- PROBLEM DETAILS:
Show each line of the data below that has the string "screenshot" in it.

________________

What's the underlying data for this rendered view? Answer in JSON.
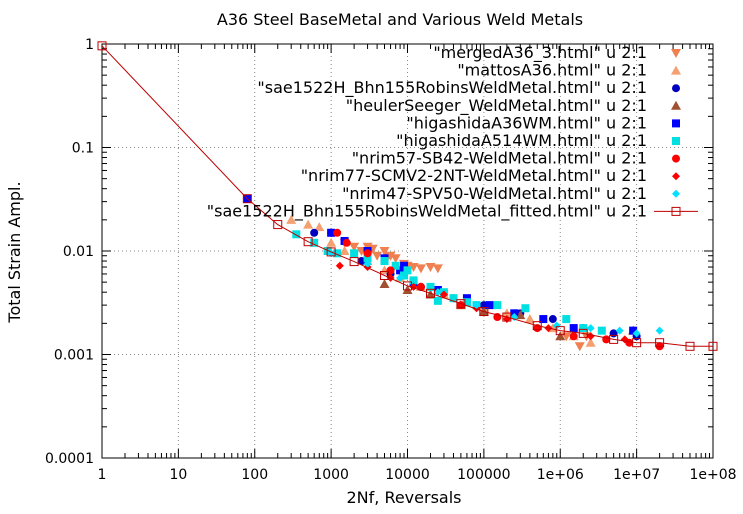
{
  "chart_data": {
    "type": "scatter",
    "title": "A36 Steel BaseMetal and Various Weld Metals",
    "xlabel": "2Nf, Reversals",
    "ylabel": "Total Strain Ampl.",
    "xscale": "log",
    "yscale": "log",
    "xlim": [
      1,
      100000000
    ],
    "ylim": [
      0.0001,
      1
    ],
    "grid": true,
    "legend_position": "top-right",
    "x_tick_labels": [
      "1",
      "10",
      "100",
      "1000",
      "10000",
      "100000",
      "1e+06",
      "1e+07",
      "1e+08"
    ],
    "y_tick_labels": [
      "0.0001",
      "0.001",
      "0.01",
      "0.1",
      "1"
    ],
    "series": [
      {
        "name": "\"mergedA36_3.html\" u 2:1",
        "marker": "triangle-down",
        "color": "#f08050",
        "points": [
          [
            1500,
            0.012
          ],
          [
            2000,
            0.011
          ],
          [
            2500,
            0.01
          ],
          [
            3000,
            0.011
          ],
          [
            4000,
            0.009
          ],
          [
            5000,
            0.01
          ],
          [
            6000,
            0.009
          ],
          [
            7000,
            0.0085
          ],
          [
            9000,
            0.0075
          ],
          [
            12000,
            0.007
          ],
          [
            15000,
            0.0068
          ],
          [
            20000,
            0.007
          ],
          [
            25000,
            0.0068
          ],
          [
            3500,
            0.0105
          ],
          [
            5500,
            0.0088
          ],
          [
            10000,
            0.0072
          ],
          [
            1800000,
            0.0012
          ],
          [
            2200000,
            0.0015
          ],
          [
            1200000,
            0.0015
          ]
        ]
      },
      {
        "name": "\"mattosA36.html\" u 2:1",
        "marker": "triangle-up",
        "color": "#f4a070",
        "points": [
          [
            300,
            0.02
          ],
          [
            500,
            0.018
          ],
          [
            700,
            0.017
          ],
          [
            1000,
            0.012
          ],
          [
            1500,
            0.01
          ],
          [
            3000,
            0.008
          ],
          [
            5000,
            0.0065
          ],
          [
            8000,
            0.0055
          ],
          [
            15000,
            0.0045
          ],
          [
            30000,
            0.0038
          ],
          [
            60000,
            0.0032
          ],
          [
            100000,
            0.0028
          ],
          [
            200000,
            0.0025
          ],
          [
            400000,
            0.0022
          ],
          [
            800000,
            0.0018
          ],
          [
            1500000,
            0.0015
          ],
          [
            2500000,
            0.0013
          ]
        ]
      },
      {
        "name": "\"sae1522H_Bhn155RobinsWeldMetal.html\" u 2:1",
        "marker": "circle",
        "color": "#0000c0",
        "points": [
          [
            600,
            0.015
          ],
          [
            1000,
            0.015
          ],
          [
            2500,
            0.008
          ],
          [
            6000,
            0.006
          ],
          [
            15000,
            0.0045
          ],
          [
            40000,
            0.0035
          ],
          [
            100000,
            0.003
          ],
          [
            300000,
            0.0025
          ],
          [
            800000,
            0.0022
          ],
          [
            2000000,
            0.0018
          ],
          [
            5000000,
            0.0016
          ],
          [
            10000000,
            0.0015
          ]
        ]
      },
      {
        "name": "\"heulerSeeger_WeldMetal.html\" u 2:1",
        "marker": "triangle-up",
        "color": "#a05030",
        "points": [
          [
            5000,
            0.0048
          ],
          [
            10000,
            0.0042
          ],
          [
            20000,
            0.0038
          ],
          [
            50000,
            0.003
          ],
          [
            100000,
            0.0026
          ],
          [
            300000,
            0.0024
          ],
          [
            1000000,
            0.0015
          ],
          [
            9000000,
            0.0017
          ]
        ]
      },
      {
        "name": "\"higashidaA36WM.html\" u 2:1",
        "marker": "square",
        "color": "#0000ff",
        "points": [
          [
            80,
            0.032
          ],
          [
            1000,
            0.015
          ],
          [
            1500,
            0.0125
          ],
          [
            3000,
            0.01
          ],
          [
            5000,
            0.0085
          ],
          [
            9000,
            0.0072
          ],
          [
            8000,
            0.0065
          ],
          [
            12000,
            0.005
          ],
          [
            25000,
            0.0042
          ],
          [
            60000,
            0.0035
          ],
          [
            120000,
            0.003
          ],
          [
            250000,
            0.0025
          ],
          [
            600000,
            0.0022
          ],
          [
            1500000,
            0.0018
          ],
          [
            9000000,
            0.0017
          ]
        ]
      },
      {
        "name": "\"higashidaA514WM.html\" u 2:1",
        "marker": "square",
        "color": "#00e0e0",
        "points": [
          [
            350,
            0.0145
          ],
          [
            600,
            0.012
          ],
          [
            900,
            0.01
          ],
          [
            1200,
            0.0095
          ],
          [
            2000,
            0.0095
          ],
          [
            3000,
            0.0085
          ],
          [
            5000,
            0.008
          ],
          [
            7000,
            0.0072
          ],
          [
            10000,
            0.0065
          ],
          [
            9000,
            0.0058
          ],
          [
            12000,
            0.0052
          ],
          [
            20000,
            0.0045
          ],
          [
            30000,
            0.004
          ],
          [
            40000,
            0.0035
          ],
          [
            60000,
            0.0032
          ],
          [
            150000,
            0.003
          ],
          [
            350000,
            0.0028
          ],
          [
            1200000,
            0.0022
          ],
          [
            2000000,
            0.0018
          ],
          [
            3500000,
            0.0017
          ],
          [
            25000,
            0.0033
          ],
          [
            80000,
            0.003
          ]
        ]
      },
      {
        "name": "\"nrim57-SB42-WeldMetal.html\" u 2:1",
        "marker": "circle",
        "color": "#ff0000",
        "points": [
          [
            1200,
            0.015
          ],
          [
            1600,
            0.012
          ],
          [
            3000,
            0.0095
          ],
          [
            6000,
            0.0065
          ],
          [
            15000,
            0.0045
          ],
          [
            50000,
            0.003
          ],
          [
            150000,
            0.0023
          ],
          [
            500000,
            0.0018
          ],
          [
            1500000,
            0.0015
          ],
          [
            4000000,
            0.0014
          ],
          [
            8000000,
            0.0013
          ],
          [
            20000000,
            0.0012
          ]
        ]
      },
      {
        "name": "\"nrim77-SCMV2-2NT-WeldMetal.html\" u 2:1",
        "marker": "diamond",
        "color": "#ff0000",
        "points": [
          [
            1300,
            0.0072
          ],
          [
            3000,
            0.007
          ],
          [
            6000,
            0.0055
          ],
          [
            12000,
            0.0045
          ],
          [
            30000,
            0.0038
          ],
          [
            80000,
            0.0028
          ],
          [
            200000,
            0.0022
          ],
          [
            700000,
            0.0018
          ],
          [
            2500000,
            0.0015
          ],
          [
            7000000,
            0.0014
          ]
        ]
      },
      {
        "name": "\"nrim47-SPV50-WeldMetal.html\" u 2:1",
        "marker": "diamond",
        "color": "#00e0ff",
        "points": [
          [
            1000,
            0.0095
          ],
          [
            3000,
            0.0075
          ],
          [
            8000,
            0.0055
          ],
          [
            25000,
            0.004
          ],
          [
            80000,
            0.003
          ],
          [
            250000,
            0.0023
          ],
          [
            900000,
            0.0019
          ],
          [
            2500000,
            0.0018
          ],
          [
            6000000,
            0.0017
          ],
          [
            10000000,
            0.0016
          ],
          [
            20000000,
            0.0017
          ]
        ]
      },
      {
        "name": "\"sae1522H_Bhn155RobinsWeldMetal_fitted.html\" u 2:1",
        "marker": "open-square-line",
        "color": "#c00000",
        "points": [
          [
            1,
            0.96
          ],
          [
            80,
            0.032
          ],
          [
            200,
            0.018
          ],
          [
            500,
            0.0123
          ],
          [
            1000,
            0.0098
          ],
          [
            2000,
            0.0079
          ],
          [
            5000,
            0.0058
          ],
          [
            10000,
            0.0046
          ],
          [
            20000,
            0.0039
          ],
          [
            50000,
            0.0031
          ],
          [
            100000,
            0.0026
          ],
          [
            200000,
            0.0023
          ],
          [
            500000,
            0.0019
          ],
          [
            1000000,
            0.0017
          ],
          [
            2000000,
            0.0016
          ],
          [
            5000000,
            0.0014
          ],
          [
            10000000,
            0.0013
          ],
          [
            20000000,
            0.0013
          ],
          [
            50000000,
            0.0012
          ],
          [
            100000000,
            0.0012
          ]
        ]
      }
    ]
  }
}
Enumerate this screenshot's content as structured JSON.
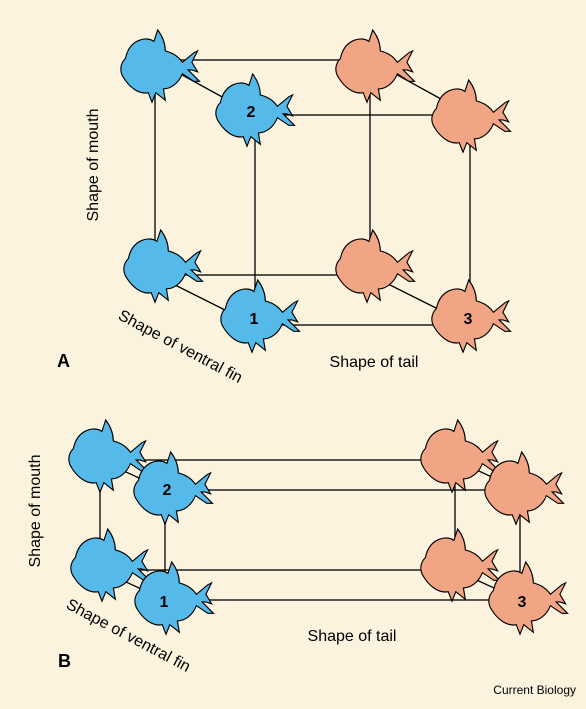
{
  "colors": {
    "background": "#fbf3de",
    "fish_blue": "#55b9ea",
    "fish_salmon": "#f2a585",
    "outline": "#000000"
  },
  "panel_a": {
    "label": "A",
    "axis_mouth": "Shape of mouth",
    "axis_fin": "Shape of ventral fin",
    "axis_tail": "Shape of tail",
    "fish_numbers": [
      "2",
      "1",
      "3"
    ]
  },
  "panel_b": {
    "label": "B",
    "axis_mouth": "Shape of mouth",
    "axis_fin": "Shape of ventral fin",
    "axis_tail": "Shape of tail",
    "fish_numbers": [
      "2",
      "1",
      "3"
    ]
  },
  "credit": "Current Biology"
}
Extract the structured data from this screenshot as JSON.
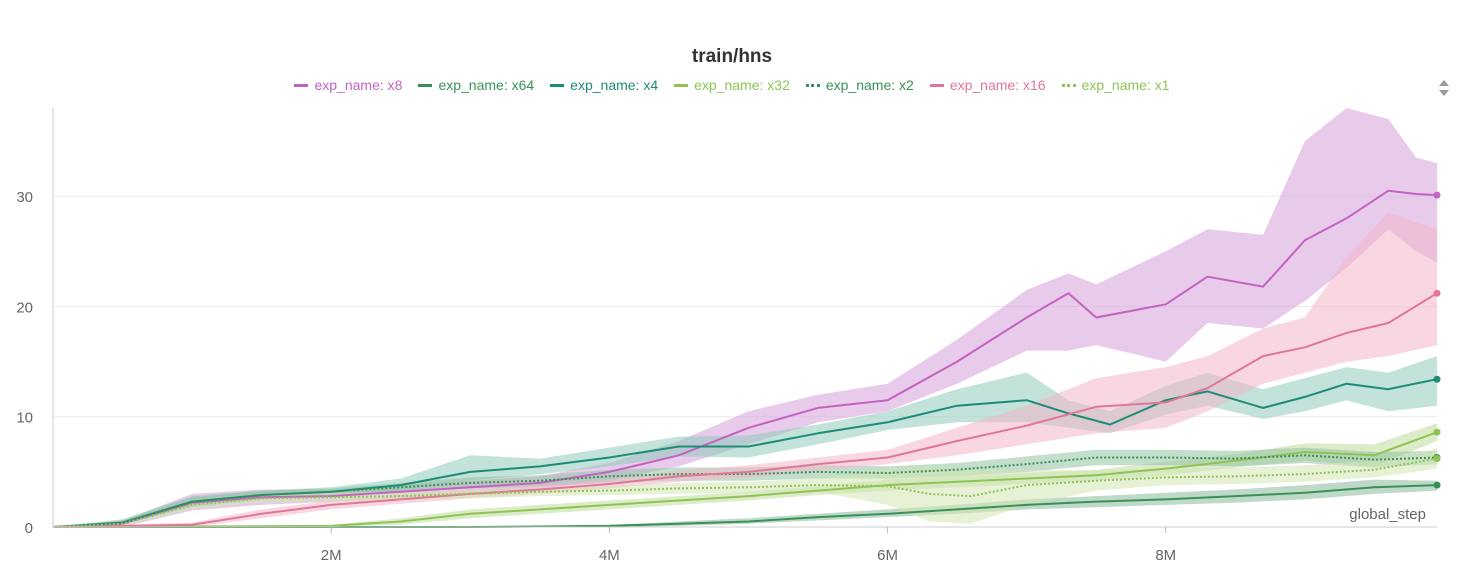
{
  "chart_data": {
    "type": "line",
    "title": "train/hns",
    "xlabel": "global_step",
    "ylabel": "",
    "xlim": [
      0,
      9950000
    ],
    "ylim": [
      0,
      38
    ],
    "x_ticks": [
      2000000,
      4000000,
      6000000,
      8000000
    ],
    "x_tick_labels": [
      "2M",
      "4M",
      "6M",
      "8M"
    ],
    "y_ticks": [
      0,
      10,
      20,
      30
    ],
    "y_tick_labels": [
      "0",
      "10",
      "20",
      "30"
    ],
    "grid": true,
    "legend_position": "top",
    "shaded_band": true,
    "series": [
      {
        "name": "exp_name: x8",
        "color": "#c462c4",
        "band_color": "#d59fd9",
        "dash": "solid",
        "x": [
          0,
          500000,
          1000000,
          1500000,
          2000000,
          2500000,
          3000000,
          3500000,
          4000000,
          4500000,
          5000000,
          5500000,
          6000000,
          6500000,
          7000000,
          7300000,
          7500000,
          8000000,
          8300000,
          8700000,
          9000000,
          9300000,
          9600000,
          9800000,
          9950000
        ],
        "y": [
          0,
          0.3,
          2.2,
          2.7,
          2.8,
          3.2,
          3.6,
          4.0,
          5.0,
          6.5,
          9.0,
          10.8,
          11.5,
          15.0,
          19.0,
          21.2,
          19.0,
          20.2,
          22.7,
          21.8,
          26.0,
          28.0,
          30.5,
          30.2,
          30.1
        ],
        "lower": [
          0,
          0,
          1.5,
          2.0,
          2.3,
          2.6,
          3.0,
          3.5,
          4.2,
          5.5,
          7.5,
          9.5,
          10.5,
          13.0,
          16.0,
          16.0,
          16.5,
          15.0,
          18.5,
          18.0,
          20.5,
          23.5,
          27.0,
          25.0,
          24.0
        ],
        "upper": [
          0,
          0.6,
          3.0,
          3.4,
          3.4,
          3.8,
          4.2,
          4.6,
          5.8,
          7.8,
          10.5,
          12.0,
          13.0,
          17.0,
          21.5,
          23.0,
          22.0,
          25.0,
          27.0,
          26.5,
          35.0,
          38.0,
          37.0,
          33.5,
          33.0
        ]
      },
      {
        "name": "exp_name: x64",
        "color": "#3a9157",
        "band_color": "#8ab99a",
        "dash": "solid",
        "x": [
          0,
          2000000,
          3000000,
          4000000,
          4500000,
          5000000,
          5500000,
          6000000,
          6500000,
          7000000,
          7500000,
          8000000,
          8500000,
          9000000,
          9500000,
          9950000
        ],
        "y": [
          0,
          0,
          0,
          0.1,
          0.3,
          0.5,
          0.9,
          1.2,
          1.6,
          2.0,
          2.3,
          2.5,
          2.8,
          3.1,
          3.6,
          3.8
        ],
        "lower": [
          0,
          0,
          0,
          0,
          0.1,
          0.3,
          0.6,
          0.9,
          1.2,
          1.6,
          1.8,
          2.0,
          2.2,
          2.5,
          3.0,
          3.3
        ],
        "upper": [
          0,
          0,
          0,
          0.2,
          0.5,
          0.8,
          1.2,
          1.6,
          2.0,
          2.5,
          2.8,
          3.1,
          3.4,
          3.8,
          4.3,
          4.2
        ]
      },
      {
        "name": "exp_name: x4",
        "color": "#1d8c77",
        "band_color": "#8fcabb",
        "dash": "solid",
        "x": [
          0,
          500000,
          1000000,
          1500000,
          2000000,
          2500000,
          3000000,
          3500000,
          4000000,
          4500000,
          5000000,
          5500000,
          6000000,
          6500000,
          7000000,
          7300000,
          7600000,
          8000000,
          8300000,
          8700000,
          9000000,
          9300000,
          9600000,
          9950000
        ],
        "y": [
          0,
          0.4,
          2.3,
          2.9,
          3.2,
          3.8,
          5.0,
          5.5,
          6.3,
          7.3,
          7.3,
          8.5,
          9.5,
          11.0,
          11.5,
          10.3,
          9.3,
          11.5,
          12.3,
          10.8,
          11.8,
          13.0,
          12.5,
          13.4
        ],
        "lower": [
          0,
          0.2,
          1.8,
          2.5,
          2.9,
          3.3,
          4.2,
          4.8,
          5.5,
          6.4,
          6.3,
          7.5,
          8.8,
          9.5,
          9.5,
          9.0,
          8.5,
          10.2,
          11.0,
          9.8,
          10.5,
          11.5,
          10.5,
          11.0
        ],
        "upper": [
          0,
          0.7,
          2.8,
          3.3,
          3.6,
          4.4,
          6.5,
          6.2,
          7.2,
          8.2,
          8.3,
          9.3,
          10.5,
          12.5,
          14.0,
          11.5,
          10.5,
          12.8,
          14.0,
          12.5,
          13.5,
          14.5,
          14.0,
          15.5
        ]
      },
      {
        "name": "exp_name: x32",
        "color": "#8fc454",
        "band_color": "#c0dc9c",
        "dash": "solid",
        "x": [
          0,
          2000000,
          2500000,
          3000000,
          3500000,
          4000000,
          4500000,
          5000000,
          5500000,
          6000000,
          6500000,
          7000000,
          7500000,
          8000000,
          8500000,
          9000000,
          9500000,
          9950000
        ],
        "y": [
          0,
          0.1,
          0.5,
          1.2,
          1.6,
          2.0,
          2.4,
          2.8,
          3.3,
          3.8,
          4.1,
          4.4,
          4.7,
          5.3,
          6.0,
          6.8,
          6.5,
          8.6
        ],
        "lower": [
          0,
          0,
          0.2,
          0.8,
          1.2,
          1.6,
          2.0,
          2.4,
          2.9,
          3.3,
          3.6,
          3.9,
          4.2,
          4.7,
          5.4,
          6.0,
          5.5,
          7.8
        ],
        "upper": [
          0,
          0.2,
          0.8,
          1.6,
          2.0,
          2.4,
          2.8,
          3.2,
          3.7,
          4.3,
          4.6,
          4.9,
          5.2,
          5.9,
          6.6,
          7.6,
          7.5,
          9.4
        ]
      },
      {
        "name": "exp_name: x2",
        "color": "#3a9157",
        "band_color": "#94c2a3",
        "dash": "dotted",
        "x": [
          0,
          500000,
          1000000,
          1500000,
          2000000,
          2500000,
          3000000,
          3500000,
          4000000,
          4500000,
          5000000,
          5500000,
          6000000,
          6500000,
          7000000,
          7500000,
          8000000,
          8500000,
          9000000,
          9500000,
          9950000
        ],
        "y": [
          0,
          0.4,
          2.3,
          2.9,
          3.2,
          3.6,
          4.0,
          4.2,
          4.6,
          4.8,
          4.8,
          5.0,
          4.9,
          5.2,
          5.7,
          6.3,
          6.3,
          6.2,
          6.5,
          6.1,
          6.3
        ],
        "lower": [
          0,
          0.2,
          1.9,
          2.5,
          2.9,
          3.2,
          3.5,
          3.7,
          4.0,
          4.2,
          4.2,
          4.4,
          4.4,
          4.6,
          5.0,
          5.6,
          5.6,
          5.5,
          5.8,
          5.4,
          5.7
        ],
        "upper": [
          0,
          0.6,
          2.7,
          3.3,
          3.5,
          4.0,
          4.5,
          4.7,
          5.2,
          5.4,
          5.4,
          5.6,
          5.5,
          5.8,
          6.4,
          7.0,
          7.0,
          6.9,
          7.2,
          6.8,
          6.9
        ]
      },
      {
        "name": "exp_name: x16",
        "color": "#e0779a",
        "band_color": "#f2b7c8",
        "dash": "solid",
        "x": [
          0,
          1000000,
          1500000,
          2000000,
          2500000,
          3000000,
          3500000,
          4000000,
          4500000,
          5000000,
          5500000,
          6000000,
          6500000,
          7000000,
          7500000,
          8000000,
          8300000,
          8700000,
          9000000,
          9300000,
          9600000,
          9950000
        ],
        "y": [
          0,
          0.2,
          1.2,
          2.0,
          2.5,
          3.0,
          3.4,
          3.9,
          4.6,
          5.0,
          5.7,
          6.3,
          7.8,
          9.2,
          10.9,
          11.3,
          12.6,
          15.5,
          16.3,
          17.6,
          18.5,
          21.2
        ],
        "lower": [
          0,
          0,
          0.8,
          1.6,
          2.1,
          2.6,
          3.0,
          3.5,
          4.1,
          4.5,
          5.1,
          5.7,
          6.5,
          7.5,
          8.5,
          9.0,
          10.5,
          13.0,
          14.0,
          15.0,
          15.5,
          16.5
        ],
        "upper": [
          0,
          0.4,
          1.6,
          2.4,
          2.9,
          3.4,
          3.8,
          4.3,
          5.1,
          5.6,
          6.3,
          7.0,
          9.0,
          11.0,
          13.5,
          14.5,
          15.5,
          18.0,
          19.0,
          24.5,
          28.5,
          27.0
        ]
      },
      {
        "name": "exp_name: x1",
        "color": "#8fc454",
        "band_color": "#d1e6b3",
        "dash": "dotted",
        "x": [
          0,
          500000,
          1000000,
          1500000,
          2000000,
          2500000,
          3000000,
          3500000,
          4000000,
          4500000,
          5000000,
          5500000,
          6000000,
          6300000,
          6600000,
          7000000,
          7500000,
          8000000,
          8500000,
          9000000,
          9500000,
          9950000
        ],
        "y": [
          0,
          0.3,
          2.0,
          2.6,
          2.7,
          2.8,
          3.0,
          3.2,
          3.3,
          3.5,
          3.6,
          3.8,
          3.7,
          3.0,
          2.8,
          3.8,
          4.2,
          4.5,
          4.6,
          4.8,
          5.2,
          6.2
        ],
        "lower": [
          0,
          0.1,
          1.6,
          2.2,
          2.3,
          2.4,
          2.6,
          2.8,
          2.9,
          3.0,
          3.1,
          3.2,
          2.0,
          0.5,
          0.3,
          2.0,
          3.3,
          3.8,
          3.9,
          4.1,
          4.5,
          5.3
        ],
        "upper": [
          0,
          0.5,
          2.4,
          3.0,
          3.1,
          3.2,
          3.4,
          3.6,
          3.7,
          4.0,
          4.1,
          4.4,
          5.2,
          5.4,
          5.2,
          5.2,
          5.1,
          5.3,
          5.4,
          5.6,
          6.0,
          7.1
        ]
      }
    ]
  }
}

________________

- SOLUTION TO THE EXERCISE:
Enumerate this screenshot's content as structured JSON.
Extract the structured data from this screenshot as JSON.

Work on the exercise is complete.